§ **Task details**
Quote the data below in full, minus the images.

§ **Material**

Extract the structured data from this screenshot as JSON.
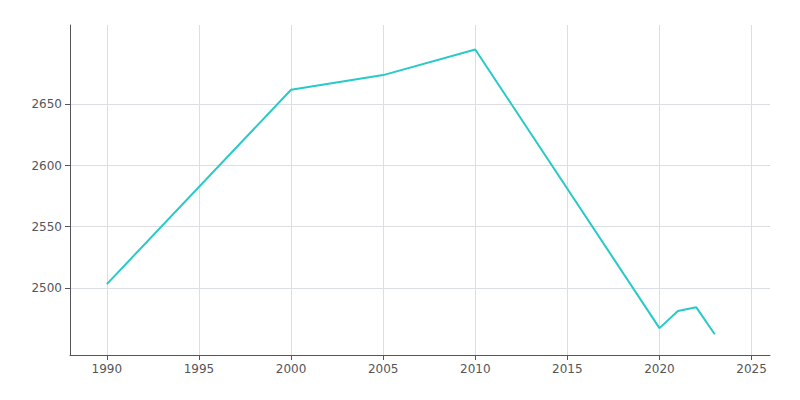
{
  "chart_data": {
    "type": "line",
    "x": [
      1990,
      2000,
      2005,
      2010,
      2020,
      2021,
      2022,
      2023
    ],
    "values": [
      2503,
      2662,
      2674,
      2695,
      2467,
      2481,
      2484,
      2462
    ],
    "color": "#28c9c9",
    "xlim": [
      1988,
      2026
    ],
    "ylim": [
      2445,
      2715
    ],
    "xticks": [
      1990,
      1995,
      2000,
      2005,
      2010,
      2015,
      2020,
      2025
    ],
    "yticks": [
      2500,
      2550,
      2600,
      2650
    ],
    "grid": true
  }
}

§ **Answer to the exercise**
Extract the structured data from this screenshot as JSON.
{
  "chart_data": {
    "type": "line",
    "x": [
      1990,
      2000,
      2005,
      2010,
      2020,
      2021,
      2022,
      2023
    ],
    "values": [
      2503,
      2662,
      2674,
      2695,
      2467,
      2481,
      2484,
      2462
    ],
    "color": "#28c9c9",
    "xlim": [
      1988,
      2026
    ],
    "ylim": [
      2445,
      2715
    ],
    "xticks": [
      1990,
      1995,
      2000,
      2005,
      2010,
      2015,
      2020,
      2025
    ],
    "yticks": [
      2500,
      2550,
      2600,
      2650
    ],
    "grid": true
  }
}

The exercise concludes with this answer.